_Supplied information_:
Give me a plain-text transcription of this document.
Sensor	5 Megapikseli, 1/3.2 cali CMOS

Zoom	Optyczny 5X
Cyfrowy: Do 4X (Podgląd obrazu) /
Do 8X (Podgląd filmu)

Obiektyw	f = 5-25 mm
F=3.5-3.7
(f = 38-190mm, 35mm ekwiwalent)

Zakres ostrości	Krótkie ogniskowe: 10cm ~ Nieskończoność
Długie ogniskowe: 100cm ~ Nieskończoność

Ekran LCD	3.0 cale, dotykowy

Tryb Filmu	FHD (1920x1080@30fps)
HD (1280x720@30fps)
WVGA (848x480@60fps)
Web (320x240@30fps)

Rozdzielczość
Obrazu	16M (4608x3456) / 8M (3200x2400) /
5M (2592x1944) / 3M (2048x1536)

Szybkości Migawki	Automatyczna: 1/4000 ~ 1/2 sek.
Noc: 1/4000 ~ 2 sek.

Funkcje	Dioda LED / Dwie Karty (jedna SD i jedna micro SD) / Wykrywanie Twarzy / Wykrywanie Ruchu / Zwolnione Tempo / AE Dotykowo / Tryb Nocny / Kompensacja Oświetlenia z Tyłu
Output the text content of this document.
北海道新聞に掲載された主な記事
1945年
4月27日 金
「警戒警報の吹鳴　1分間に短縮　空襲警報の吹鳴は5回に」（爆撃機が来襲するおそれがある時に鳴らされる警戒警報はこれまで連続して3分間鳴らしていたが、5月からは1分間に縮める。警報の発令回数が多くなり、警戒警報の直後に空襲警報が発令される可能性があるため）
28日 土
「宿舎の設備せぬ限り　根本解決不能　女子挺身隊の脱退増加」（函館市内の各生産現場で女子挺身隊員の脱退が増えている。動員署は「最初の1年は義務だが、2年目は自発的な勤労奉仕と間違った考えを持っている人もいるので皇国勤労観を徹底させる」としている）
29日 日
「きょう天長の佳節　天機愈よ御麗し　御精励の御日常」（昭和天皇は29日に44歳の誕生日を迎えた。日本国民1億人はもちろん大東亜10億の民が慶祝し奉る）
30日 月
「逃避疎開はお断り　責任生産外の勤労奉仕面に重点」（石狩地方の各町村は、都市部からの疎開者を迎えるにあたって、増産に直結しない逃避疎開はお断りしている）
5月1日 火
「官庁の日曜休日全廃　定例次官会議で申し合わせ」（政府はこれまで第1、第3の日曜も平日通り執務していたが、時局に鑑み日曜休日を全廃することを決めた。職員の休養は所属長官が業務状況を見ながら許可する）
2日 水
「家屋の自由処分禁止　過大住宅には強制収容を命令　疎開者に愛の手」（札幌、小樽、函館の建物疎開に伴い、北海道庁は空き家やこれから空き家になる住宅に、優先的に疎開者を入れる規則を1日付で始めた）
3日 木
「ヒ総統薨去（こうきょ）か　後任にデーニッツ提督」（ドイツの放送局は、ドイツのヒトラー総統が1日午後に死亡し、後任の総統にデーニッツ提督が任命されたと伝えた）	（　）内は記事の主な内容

_Written task_:
Output the listing above word for word.

_Complete answer_:
Give me a plain-text transcription of this document.
Sensor	5 Megapikseli, 1/3.2 cali CMOS

Zoom	Optyczny 5X
Cyfrowy: Do 4X (Podgląd obrazu) /
Do 8X (Podgląd filmu)

Obiektyw	f = 5-25 mm
F=3.5-3.7
(f = 38-190mm, 35mm ekwiwalent)

Zakres ostrości	Krótkie ogniskowe: 10cm ~ Nieskończoność
Długie ogniskowe: 100cm ~ Nieskończoność

Ekran LCD	3.0 cale, dotykowy

Tryb Filmu	FHD (1920x1080@30fps)
HD (1280x720@30fps)
WVGA (848x480@60fps)
Web (320x240@30fps)

Rozdzielczość
Obrazu	16M (4608x3456) / 8M (3200x2400) /
5M (2592x1944) / 3M (2048x1536)

Szybkości Migawki	Automatyczna: 1/4000 ~ 1/2 sek.
Noc: 1/4000 ~ 2 sek.

Funkcje	Dioda LED / Dwie Karty (jedna SD i jedna micro SD) / Wykrywanie Twarzy / Wykrywanie Ruchu / Zwolnione Tempo / AE Dotykowo / Tryb Nocny / Kompensacja Oświetlenia z Tyłu
Output the text content of this document.
北海道新聞に掲載された主な記事
1945年
4月27日 金
「警戒警報の吹鳴　1分間に短縮　空襲警報の吹鳴は5回に」（爆撃機が来襲するおそれがある時に鳴らされる警戒警報はこれまで連続して3分間鳴らしていたが、5月からは1分間に縮める。警報の発令回数が多くなり、警戒警報の直後に空襲警報が発令される可能性があるため）
28日 土
「宿舎の設備せぬ限り　根本解決不能　女子挺身隊の脱退増加」（函館市内の各生産現場で女子挺身隊員の脱退が増えている。動員署は「最初の1年は義務だが、2年目は自発的な勤労奉仕と間違った考えを持っている人もいるので皇国勤労観を徹底させる」としている）
29日 日
「きょう天長の佳節　天機愈よ御麗し　御精励の御日常」（昭和天皇は29日に44歳の誕生日を迎えた。日本国民1億人はもちろん大東亜10億の民が慶祝し奉る）
30日 月
「逃避疎開はお断り　責任生産外の勤労奉仕面に重点」（石狩地方の各町村は、都市部からの疎開者を迎えるにあたって、増産に直結しない逃避疎開はお断りしている）
5月1日 火
「官庁の日曜休日全廃　定例次官会議で申し合わせ」（政府はこれまで第1、第3の日曜も平日通り執務していたが、時局に鑑み日曜休日を全廃することを決めた。職員の休養は所属長官が業務状況を見ながら許可する）
2日 水
「家屋の自由処分禁止　過大住宅には強制収容を命令　疎開者に愛の手」（札幌、小樽、函館の建物疎開に伴い、北海道庁は空き家やこれから空き家になる住宅に、優先的に疎開者を入れる規則を1日付で始めた）
3日 木
「ヒ総統薨去（こうきょ）か　後任にデーニッツ提督」（ドイツの放送局は、ドイツのヒトラー総統が1日午後に死亡し、後任の総統にデーニッツ提督が任命されたと伝えた）	（　）内は記事の主な内容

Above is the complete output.